Work to be completed >>
Return each line of the data below verbatim; pictures are to be left out.

:: Provided data ::

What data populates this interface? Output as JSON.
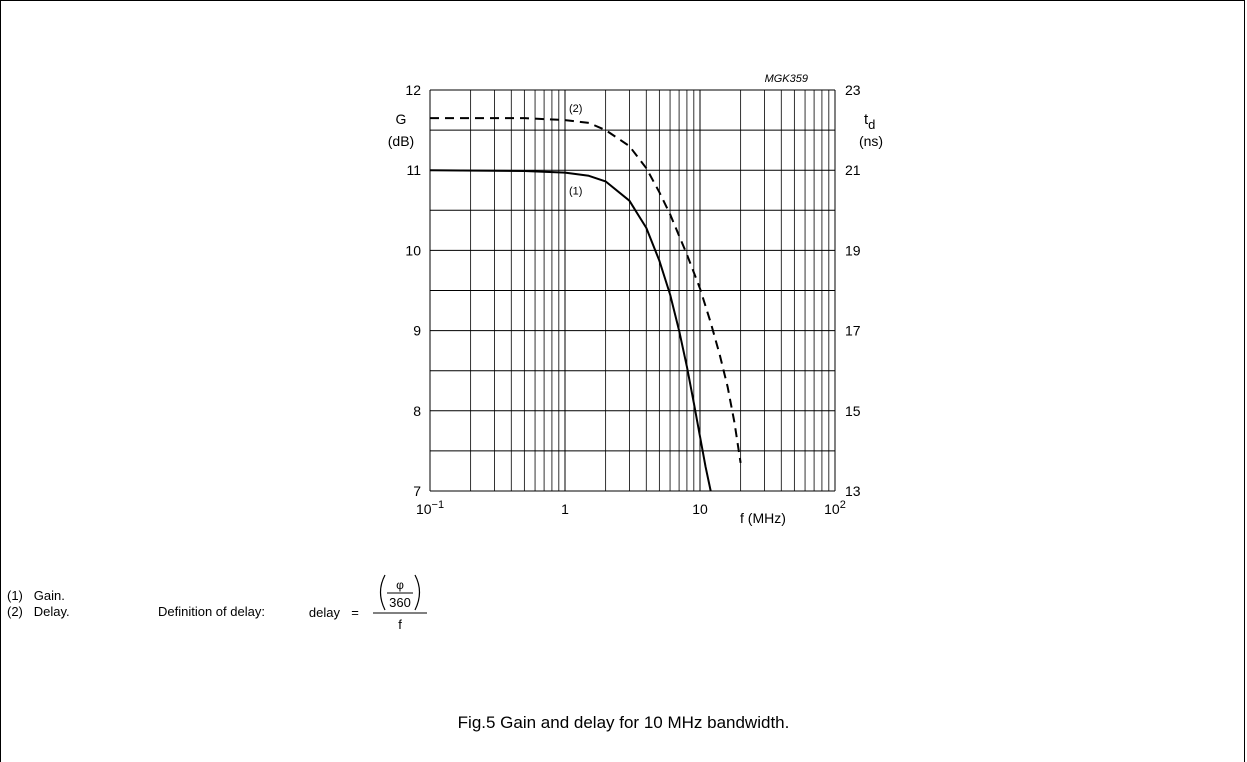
{
  "chart_data": {
    "type": "line",
    "code": "MGK359",
    "x_scale": "log",
    "xlim": [
      0.1,
      100
    ],
    "x_ticks": [
      {
        "value": 0.1,
        "base": "10",
        "exp": "−1"
      },
      {
        "value": 1,
        "base": "1",
        "exp": ""
      },
      {
        "value": 10,
        "base": "10",
        "exp": ""
      },
      {
        "value": 100,
        "base": "10",
        "exp": "2"
      }
    ],
    "xlabel": "f (MHz)",
    "y_left": {
      "label_top": "G",
      "label_bottom": "(dB)",
      "ylim": [
        7,
        12
      ],
      "ticks": [
        7,
        8,
        9,
        10,
        11,
        12
      ]
    },
    "y_right": {
      "label_top": "t",
      "label_sub": "d",
      "label_bottom": "(ns)",
      "ylim": [
        13,
        23
      ],
      "ticks": [
        13,
        15,
        17,
        19,
        21,
        23
      ]
    },
    "grid": true,
    "series": [
      {
        "name": "(1)",
        "axis": "left",
        "style": "solid",
        "x": [
          0.1,
          0.5,
          1,
          1.5,
          2,
          3,
          4,
          5,
          6,
          7,
          8,
          9,
          10,
          11,
          12
        ],
        "y": [
          11.0,
          10.99,
          10.97,
          10.93,
          10.86,
          10.62,
          10.28,
          9.87,
          9.45,
          9.0,
          8.55,
          8.1,
          7.68,
          7.3,
          7.0
        ]
      },
      {
        "name": "(2)",
        "axis": "right",
        "style": "dashed",
        "x": [
          0.1,
          0.5,
          1,
          1.5,
          2,
          3,
          4,
          5,
          6,
          8,
          10,
          12,
          14,
          16,
          18,
          20
        ],
        "y": [
          22.3,
          22.3,
          22.25,
          22.18,
          22.0,
          21.6,
          21.05,
          20.45,
          19.9,
          18.9,
          18.05,
          17.2,
          16.4,
          15.6,
          14.7,
          13.7
        ]
      }
    ]
  },
  "notes": [
    {
      "num": "(1)",
      "text": "Gain."
    },
    {
      "num": "(2)",
      "text": "Delay."
    }
  ],
  "definition": {
    "label": "Definition of delay:",
    "lhs": "delay",
    "eq": "=",
    "phi": "φ",
    "deg": "360",
    "den": "f"
  },
  "caption": "Fig.5  Gain and delay for 10 MHz bandwidth."
}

:::

Correct output >>
What data populates this interface? Output as JSON.
{
  "chart_data": {
    "type": "line",
    "code": "MGK359",
    "x_scale": "log",
    "xlim": [
      0.1,
      100
    ],
    "x_ticks": [
      {
        "value": 0.1,
        "base": "10",
        "exp": "−1"
      },
      {
        "value": 1,
        "base": "1",
        "exp": ""
      },
      {
        "value": 10,
        "base": "10",
        "exp": ""
      },
      {
        "value": 100,
        "base": "10",
        "exp": "2"
      }
    ],
    "xlabel": "f (MHz)",
    "y_left": {
      "label_top": "G",
      "label_bottom": "(dB)",
      "ylim": [
        7,
        12
      ],
      "ticks": [
        7,
        8,
        9,
        10,
        11,
        12
      ]
    },
    "y_right": {
      "label_top": "t",
      "label_sub": "d",
      "label_bottom": "(ns)",
      "ylim": [
        13,
        23
      ],
      "ticks": [
        13,
        15,
        17,
        19,
        21,
        23
      ]
    },
    "grid": true,
    "series": [
      {
        "name": "(1)",
        "axis": "left",
        "style": "solid",
        "x": [
          0.1,
          0.5,
          1,
          1.5,
          2,
          3,
          4,
          5,
          6,
          7,
          8,
          9,
          10,
          11,
          12
        ],
        "y": [
          11.0,
          10.99,
          10.97,
          10.93,
          10.86,
          10.62,
          10.28,
          9.87,
          9.45,
          9.0,
          8.55,
          8.1,
          7.68,
          7.3,
          7.0
        ]
      },
      {
        "name": "(2)",
        "axis": "right",
        "style": "dashed",
        "x": [
          0.1,
          0.5,
          1,
          1.5,
          2,
          3,
          4,
          5,
          6,
          8,
          10,
          12,
          14,
          16,
          18,
          20
        ],
        "y": [
          22.3,
          22.3,
          22.25,
          22.18,
          22.0,
          21.6,
          21.05,
          20.45,
          19.9,
          18.9,
          18.05,
          17.2,
          16.4,
          15.6,
          14.7,
          13.7
        ]
      }
    ]
  },
  "notes": [
    {
      "num": "(1)",
      "text": "Gain."
    },
    {
      "num": "(2)",
      "text": "Delay."
    }
  ],
  "definition": {
    "label": "Definition of delay:",
    "lhs": "delay",
    "eq": "=",
    "phi": "φ",
    "deg": "360",
    "den": "f"
  },
  "caption": "Fig.5  Gain and delay for 10 MHz bandwidth."
}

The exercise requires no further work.